- _Your goal_:
Identify the lines in the data below that contain "text" and give only how many there are.

Collected data:
****************************************

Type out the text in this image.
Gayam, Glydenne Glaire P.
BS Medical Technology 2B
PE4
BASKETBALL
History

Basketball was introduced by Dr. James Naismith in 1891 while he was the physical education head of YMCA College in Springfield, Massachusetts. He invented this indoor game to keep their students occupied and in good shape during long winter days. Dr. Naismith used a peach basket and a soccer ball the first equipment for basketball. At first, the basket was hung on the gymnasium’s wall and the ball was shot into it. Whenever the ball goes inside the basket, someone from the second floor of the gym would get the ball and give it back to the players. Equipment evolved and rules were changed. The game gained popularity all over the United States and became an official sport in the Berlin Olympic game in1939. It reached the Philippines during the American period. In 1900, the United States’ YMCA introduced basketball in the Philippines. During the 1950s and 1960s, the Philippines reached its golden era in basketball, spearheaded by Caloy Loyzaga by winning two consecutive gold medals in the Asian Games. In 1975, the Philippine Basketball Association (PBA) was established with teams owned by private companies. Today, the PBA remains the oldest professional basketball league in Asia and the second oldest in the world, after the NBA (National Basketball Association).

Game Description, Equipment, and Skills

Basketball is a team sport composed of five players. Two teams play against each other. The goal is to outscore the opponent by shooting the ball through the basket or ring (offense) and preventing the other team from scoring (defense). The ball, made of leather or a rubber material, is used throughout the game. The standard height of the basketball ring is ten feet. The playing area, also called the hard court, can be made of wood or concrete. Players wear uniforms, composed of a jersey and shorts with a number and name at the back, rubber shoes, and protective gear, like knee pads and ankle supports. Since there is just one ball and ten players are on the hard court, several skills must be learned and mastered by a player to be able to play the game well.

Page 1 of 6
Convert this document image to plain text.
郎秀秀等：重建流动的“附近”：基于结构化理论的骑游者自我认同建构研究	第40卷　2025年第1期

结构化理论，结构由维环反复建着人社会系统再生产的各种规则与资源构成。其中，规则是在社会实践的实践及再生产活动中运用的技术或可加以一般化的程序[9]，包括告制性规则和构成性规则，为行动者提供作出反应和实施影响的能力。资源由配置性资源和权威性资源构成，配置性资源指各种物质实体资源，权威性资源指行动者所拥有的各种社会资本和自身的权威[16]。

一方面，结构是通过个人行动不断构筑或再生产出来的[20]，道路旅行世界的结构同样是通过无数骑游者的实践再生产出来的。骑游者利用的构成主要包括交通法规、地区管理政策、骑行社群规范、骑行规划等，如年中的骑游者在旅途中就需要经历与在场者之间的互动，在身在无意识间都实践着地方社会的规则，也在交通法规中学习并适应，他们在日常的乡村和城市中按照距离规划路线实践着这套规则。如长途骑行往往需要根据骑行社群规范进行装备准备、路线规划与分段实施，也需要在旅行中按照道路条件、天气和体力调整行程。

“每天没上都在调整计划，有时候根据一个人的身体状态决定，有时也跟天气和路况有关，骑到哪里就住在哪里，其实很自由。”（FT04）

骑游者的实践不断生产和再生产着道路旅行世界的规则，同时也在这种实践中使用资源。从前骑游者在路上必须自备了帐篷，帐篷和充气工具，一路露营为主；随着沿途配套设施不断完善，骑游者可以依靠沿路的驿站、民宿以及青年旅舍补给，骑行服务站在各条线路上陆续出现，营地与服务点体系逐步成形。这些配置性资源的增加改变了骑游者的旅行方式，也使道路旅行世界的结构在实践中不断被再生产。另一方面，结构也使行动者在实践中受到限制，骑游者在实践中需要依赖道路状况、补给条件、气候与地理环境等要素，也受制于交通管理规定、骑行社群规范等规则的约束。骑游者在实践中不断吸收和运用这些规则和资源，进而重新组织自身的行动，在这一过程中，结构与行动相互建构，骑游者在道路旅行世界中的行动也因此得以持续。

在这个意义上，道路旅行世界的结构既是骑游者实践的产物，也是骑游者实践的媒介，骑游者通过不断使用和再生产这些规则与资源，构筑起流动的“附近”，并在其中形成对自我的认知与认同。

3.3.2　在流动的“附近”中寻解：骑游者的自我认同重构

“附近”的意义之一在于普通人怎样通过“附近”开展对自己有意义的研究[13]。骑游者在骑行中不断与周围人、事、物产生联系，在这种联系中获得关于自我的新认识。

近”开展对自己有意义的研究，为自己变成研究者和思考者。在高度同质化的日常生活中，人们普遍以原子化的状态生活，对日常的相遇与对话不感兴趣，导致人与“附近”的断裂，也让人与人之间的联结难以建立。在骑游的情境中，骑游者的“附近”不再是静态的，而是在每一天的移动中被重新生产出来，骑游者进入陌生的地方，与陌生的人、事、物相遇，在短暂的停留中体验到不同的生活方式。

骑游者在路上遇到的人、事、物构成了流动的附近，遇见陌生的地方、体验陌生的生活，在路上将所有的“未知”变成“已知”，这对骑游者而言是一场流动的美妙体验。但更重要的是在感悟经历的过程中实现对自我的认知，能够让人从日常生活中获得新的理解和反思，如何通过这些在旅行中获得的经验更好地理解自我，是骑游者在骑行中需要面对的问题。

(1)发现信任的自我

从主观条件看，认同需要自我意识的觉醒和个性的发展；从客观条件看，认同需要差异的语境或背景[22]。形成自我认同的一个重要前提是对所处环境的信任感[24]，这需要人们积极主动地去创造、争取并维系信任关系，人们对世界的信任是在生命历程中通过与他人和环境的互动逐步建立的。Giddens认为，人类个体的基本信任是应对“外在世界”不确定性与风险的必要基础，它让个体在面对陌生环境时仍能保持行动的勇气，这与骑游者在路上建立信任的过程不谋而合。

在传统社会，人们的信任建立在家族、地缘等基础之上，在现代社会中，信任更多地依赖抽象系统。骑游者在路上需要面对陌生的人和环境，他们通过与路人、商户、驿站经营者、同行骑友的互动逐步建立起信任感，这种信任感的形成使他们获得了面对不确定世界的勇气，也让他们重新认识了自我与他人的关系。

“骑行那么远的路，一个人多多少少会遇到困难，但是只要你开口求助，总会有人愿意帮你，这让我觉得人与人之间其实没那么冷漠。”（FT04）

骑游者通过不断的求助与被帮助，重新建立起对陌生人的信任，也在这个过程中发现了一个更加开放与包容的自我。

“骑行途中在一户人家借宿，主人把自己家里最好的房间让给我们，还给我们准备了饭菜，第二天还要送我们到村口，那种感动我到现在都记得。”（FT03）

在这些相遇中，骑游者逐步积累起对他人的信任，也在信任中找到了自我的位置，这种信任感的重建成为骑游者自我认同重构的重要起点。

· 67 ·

****************************************

- _Problem solution_:
2